__Set of tasks__
A – Update the Bree Illing profile from "New Zealand cricketer (born" to "left-arm medium-fast bowler.", with "medium-fast" changed to "fast-medium".
B – Write what follows the last sentence of the Bree Illing profile.

Source passage: Begin

Bree Illing

Personal information
- Full name: Breearne Grace Illing
- Born: 29 September 2003 (age 22) Auckland, New Zealand
- Batting: Left-handed
- Bowling: Left-arm medium
- Role: Bowler

International information
- National side: New Zealand;
- ODI debut (cap 149): 4 March 2025 v Sri Lanka
- Last ODI: 9 March 2025 v Sri Lanka
- ODI shirt no.: 92
- T20I debut (cap 68): 14 March 2025 v Sri Lanka
- Last T20I: 18 March 2025 v Sri Lanka
- T20I shirt no.: 92

Domestic team information
- 2021/22–present: Auckland

Career statistics
| Competition | ODI | T20I | LA | T20 |
| Matches | 3 | 3 | 30 | 26 |
| Runs scored | – | 1 | 46 | 6 |
| Batting average | – | – | 15.33 | – |
| 100s/50s | – | 0/0 | 0/0 | 0/0 |
| Top score | – | 1* | 11* | 4* |
| Balls bowled | 168 | 42 | 1,496 | 552 |
| Wickets | 4 | 2 | 46 | 18 |
| Bowling average | 29.25 | 24.50 | 26.02 | 32.22 |
| 5 wickets in innings | 0 | 0 | 0 | 0 |
| 10 wickets in match | 0 | 0 | 0 | 0 |
| Best bowling | 2/42 | 2/18 | 4/39 | 2/12 |
| Catches/stumpings | 1/– | 0/– | 5/– | 2/– |
- Source: Cricinfo, 31 July 2025

= Bree Illing =

New Zealand cricketer (born 2003)

Breearne Grace Illing (born 29 September 2003) is a New Zealand cricketer who currently plays for the New Zealand women's cricket team internationally, and Auckland in domestic cricket. She plays as a left-handed batter and left-arm medium-fast bowler.

Source passage: End
Data supplied: Begin

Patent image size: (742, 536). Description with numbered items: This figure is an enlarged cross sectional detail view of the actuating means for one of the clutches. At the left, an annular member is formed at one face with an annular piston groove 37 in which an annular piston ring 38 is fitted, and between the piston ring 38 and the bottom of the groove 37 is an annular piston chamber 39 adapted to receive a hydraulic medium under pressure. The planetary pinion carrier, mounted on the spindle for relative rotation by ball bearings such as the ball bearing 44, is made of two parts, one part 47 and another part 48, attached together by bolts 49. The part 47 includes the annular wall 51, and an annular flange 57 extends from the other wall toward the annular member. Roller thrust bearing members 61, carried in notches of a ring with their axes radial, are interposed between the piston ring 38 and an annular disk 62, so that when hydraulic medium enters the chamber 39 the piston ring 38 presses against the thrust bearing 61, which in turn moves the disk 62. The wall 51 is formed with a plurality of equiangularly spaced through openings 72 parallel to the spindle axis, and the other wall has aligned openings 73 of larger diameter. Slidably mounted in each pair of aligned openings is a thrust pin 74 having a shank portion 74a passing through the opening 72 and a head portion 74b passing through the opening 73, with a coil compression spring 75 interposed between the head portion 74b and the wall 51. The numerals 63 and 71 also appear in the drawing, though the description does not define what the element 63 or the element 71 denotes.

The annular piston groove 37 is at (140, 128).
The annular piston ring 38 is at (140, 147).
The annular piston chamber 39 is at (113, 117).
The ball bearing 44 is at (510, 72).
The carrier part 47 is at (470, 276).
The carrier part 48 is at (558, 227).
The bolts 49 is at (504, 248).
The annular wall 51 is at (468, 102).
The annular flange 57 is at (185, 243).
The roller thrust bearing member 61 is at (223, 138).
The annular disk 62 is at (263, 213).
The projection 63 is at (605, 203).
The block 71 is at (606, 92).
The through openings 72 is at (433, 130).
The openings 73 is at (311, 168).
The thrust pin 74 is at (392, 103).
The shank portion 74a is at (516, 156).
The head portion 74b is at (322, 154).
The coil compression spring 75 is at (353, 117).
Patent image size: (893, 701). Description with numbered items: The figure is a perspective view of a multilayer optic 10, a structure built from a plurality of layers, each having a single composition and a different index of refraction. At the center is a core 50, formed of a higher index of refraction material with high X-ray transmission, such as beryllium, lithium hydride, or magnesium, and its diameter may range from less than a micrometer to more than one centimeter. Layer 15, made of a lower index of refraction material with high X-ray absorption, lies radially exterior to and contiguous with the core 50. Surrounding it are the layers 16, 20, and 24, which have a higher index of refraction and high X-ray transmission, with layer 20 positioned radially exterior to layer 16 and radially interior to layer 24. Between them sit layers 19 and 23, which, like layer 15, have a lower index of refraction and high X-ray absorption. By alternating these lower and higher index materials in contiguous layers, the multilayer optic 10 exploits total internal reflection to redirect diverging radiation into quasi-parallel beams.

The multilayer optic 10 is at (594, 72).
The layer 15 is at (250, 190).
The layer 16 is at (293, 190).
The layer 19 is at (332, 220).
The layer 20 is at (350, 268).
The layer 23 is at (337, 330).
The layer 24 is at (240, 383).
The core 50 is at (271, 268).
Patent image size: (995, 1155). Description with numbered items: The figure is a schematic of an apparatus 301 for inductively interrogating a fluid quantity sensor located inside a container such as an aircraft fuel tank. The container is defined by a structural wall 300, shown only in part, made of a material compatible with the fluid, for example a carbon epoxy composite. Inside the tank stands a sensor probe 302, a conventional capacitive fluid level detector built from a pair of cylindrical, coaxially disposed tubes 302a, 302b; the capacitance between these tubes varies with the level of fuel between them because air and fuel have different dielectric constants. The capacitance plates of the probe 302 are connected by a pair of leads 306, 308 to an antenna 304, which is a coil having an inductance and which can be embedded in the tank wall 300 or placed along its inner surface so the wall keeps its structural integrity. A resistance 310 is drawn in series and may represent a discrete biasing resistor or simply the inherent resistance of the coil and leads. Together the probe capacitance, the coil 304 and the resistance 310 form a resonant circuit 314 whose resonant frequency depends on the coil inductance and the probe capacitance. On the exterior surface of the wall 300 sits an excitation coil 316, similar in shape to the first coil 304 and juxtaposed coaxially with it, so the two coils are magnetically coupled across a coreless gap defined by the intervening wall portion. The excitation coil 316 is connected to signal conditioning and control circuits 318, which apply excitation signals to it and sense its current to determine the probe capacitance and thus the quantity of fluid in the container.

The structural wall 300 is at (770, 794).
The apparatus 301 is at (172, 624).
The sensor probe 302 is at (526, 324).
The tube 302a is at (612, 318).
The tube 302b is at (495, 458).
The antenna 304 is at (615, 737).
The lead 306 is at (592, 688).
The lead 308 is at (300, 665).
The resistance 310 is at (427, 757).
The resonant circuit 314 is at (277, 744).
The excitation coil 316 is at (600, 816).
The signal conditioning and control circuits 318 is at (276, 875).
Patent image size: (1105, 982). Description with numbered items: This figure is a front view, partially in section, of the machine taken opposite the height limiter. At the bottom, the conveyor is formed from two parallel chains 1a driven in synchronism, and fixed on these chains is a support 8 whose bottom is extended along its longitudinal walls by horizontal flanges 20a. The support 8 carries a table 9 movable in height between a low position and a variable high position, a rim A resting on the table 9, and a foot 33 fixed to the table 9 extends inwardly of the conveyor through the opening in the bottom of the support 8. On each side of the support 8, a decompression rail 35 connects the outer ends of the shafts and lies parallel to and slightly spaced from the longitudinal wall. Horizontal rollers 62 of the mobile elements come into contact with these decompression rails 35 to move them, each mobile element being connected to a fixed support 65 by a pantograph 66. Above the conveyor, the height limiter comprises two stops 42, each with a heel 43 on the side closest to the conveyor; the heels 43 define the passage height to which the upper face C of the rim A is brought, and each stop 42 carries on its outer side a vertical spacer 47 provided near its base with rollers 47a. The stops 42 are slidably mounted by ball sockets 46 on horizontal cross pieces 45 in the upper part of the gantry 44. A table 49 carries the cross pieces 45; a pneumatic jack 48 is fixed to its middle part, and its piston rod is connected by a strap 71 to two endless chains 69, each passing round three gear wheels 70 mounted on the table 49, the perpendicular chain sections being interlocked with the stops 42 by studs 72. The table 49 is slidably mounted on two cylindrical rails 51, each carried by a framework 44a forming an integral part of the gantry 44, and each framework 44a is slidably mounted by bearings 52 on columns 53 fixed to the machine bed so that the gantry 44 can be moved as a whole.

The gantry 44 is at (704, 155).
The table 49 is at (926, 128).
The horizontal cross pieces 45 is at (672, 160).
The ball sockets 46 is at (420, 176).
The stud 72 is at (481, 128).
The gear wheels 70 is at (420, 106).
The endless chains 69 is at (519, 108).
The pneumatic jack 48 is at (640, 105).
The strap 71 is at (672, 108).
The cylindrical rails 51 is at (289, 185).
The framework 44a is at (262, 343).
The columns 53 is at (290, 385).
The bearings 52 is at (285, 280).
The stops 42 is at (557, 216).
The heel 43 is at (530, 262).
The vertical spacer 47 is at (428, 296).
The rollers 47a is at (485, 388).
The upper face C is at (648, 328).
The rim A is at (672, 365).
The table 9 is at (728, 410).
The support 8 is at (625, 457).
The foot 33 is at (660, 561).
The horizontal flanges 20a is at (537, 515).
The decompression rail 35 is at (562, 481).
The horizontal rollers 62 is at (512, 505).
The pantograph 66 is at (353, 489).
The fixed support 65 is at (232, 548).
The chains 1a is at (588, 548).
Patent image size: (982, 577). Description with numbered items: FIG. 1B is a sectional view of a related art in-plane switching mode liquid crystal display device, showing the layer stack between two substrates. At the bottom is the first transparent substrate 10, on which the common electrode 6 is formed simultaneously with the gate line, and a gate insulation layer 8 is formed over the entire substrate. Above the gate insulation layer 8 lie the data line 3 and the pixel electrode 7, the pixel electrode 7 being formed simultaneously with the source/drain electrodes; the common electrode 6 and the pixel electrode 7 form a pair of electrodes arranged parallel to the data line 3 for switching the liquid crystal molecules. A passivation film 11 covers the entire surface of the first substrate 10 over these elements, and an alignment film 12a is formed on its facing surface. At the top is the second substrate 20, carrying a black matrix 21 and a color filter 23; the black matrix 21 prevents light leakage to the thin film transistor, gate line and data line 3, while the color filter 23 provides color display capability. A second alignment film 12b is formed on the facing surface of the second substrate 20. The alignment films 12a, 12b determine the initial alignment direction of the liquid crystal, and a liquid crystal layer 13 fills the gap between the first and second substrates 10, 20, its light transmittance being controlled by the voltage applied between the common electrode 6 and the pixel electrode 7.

Data supplied: End

__Per-task outputs__
A –
New Zealand cricketer (born 2003)

Breearne Grace Illing (born 29 September 2003) is a New Zealand cricketer who currently plays for the New Zealand women's cricket team internationally, and Auckland in domestic cricket. She plays as a left-handed batter and left-arm fast-medium bowler.

B –
==Early life==
Illing was graduated from the University of Auckland with a Bachelor of Science. She worked as a media archiver at Mainfreight with her father. She played for Cornwall Club in club cricket.

==Career==
Illing played for Auckland in the Hallyburton Johnstone Shield and Super Smash. She made her List A debut against Canterbury in the 2021–22 Hallyburton Johnstone Shield, on 12 February 2022.

In November 2022, Illing was named in the New Zealand under-19 cricket team (New Zealand Development squad) to play two T20 matches against the West Indies women's under-19 cricket team and five T20 matches against the India women's under-19 cricket team.

In December 2022, Illing was selected in the New Zealand Under-19 squad for the 2023 Under-19 Women's T20 World Cup. Later she was ruled out of the tournament due to injury.

She made her T20 debut against Canterbury in the 2023–24 Super Smash, on 19 December 2023. In March 2024, she was named in the New Zealand A T20 squad against England A.

In February 2025, she was earned maiden call-up for New Zealand national cricket team for the ODI series against Sri Lanka. Later she was named in T20I squad for the same series as a replacement. She made her ODI debut on 4 March 2025, and made her T20I debut on 14 March 2025 against Sri Lanka. She took two wickets in second T20I against Sri Lanka and played a crucial role for her team to level the series.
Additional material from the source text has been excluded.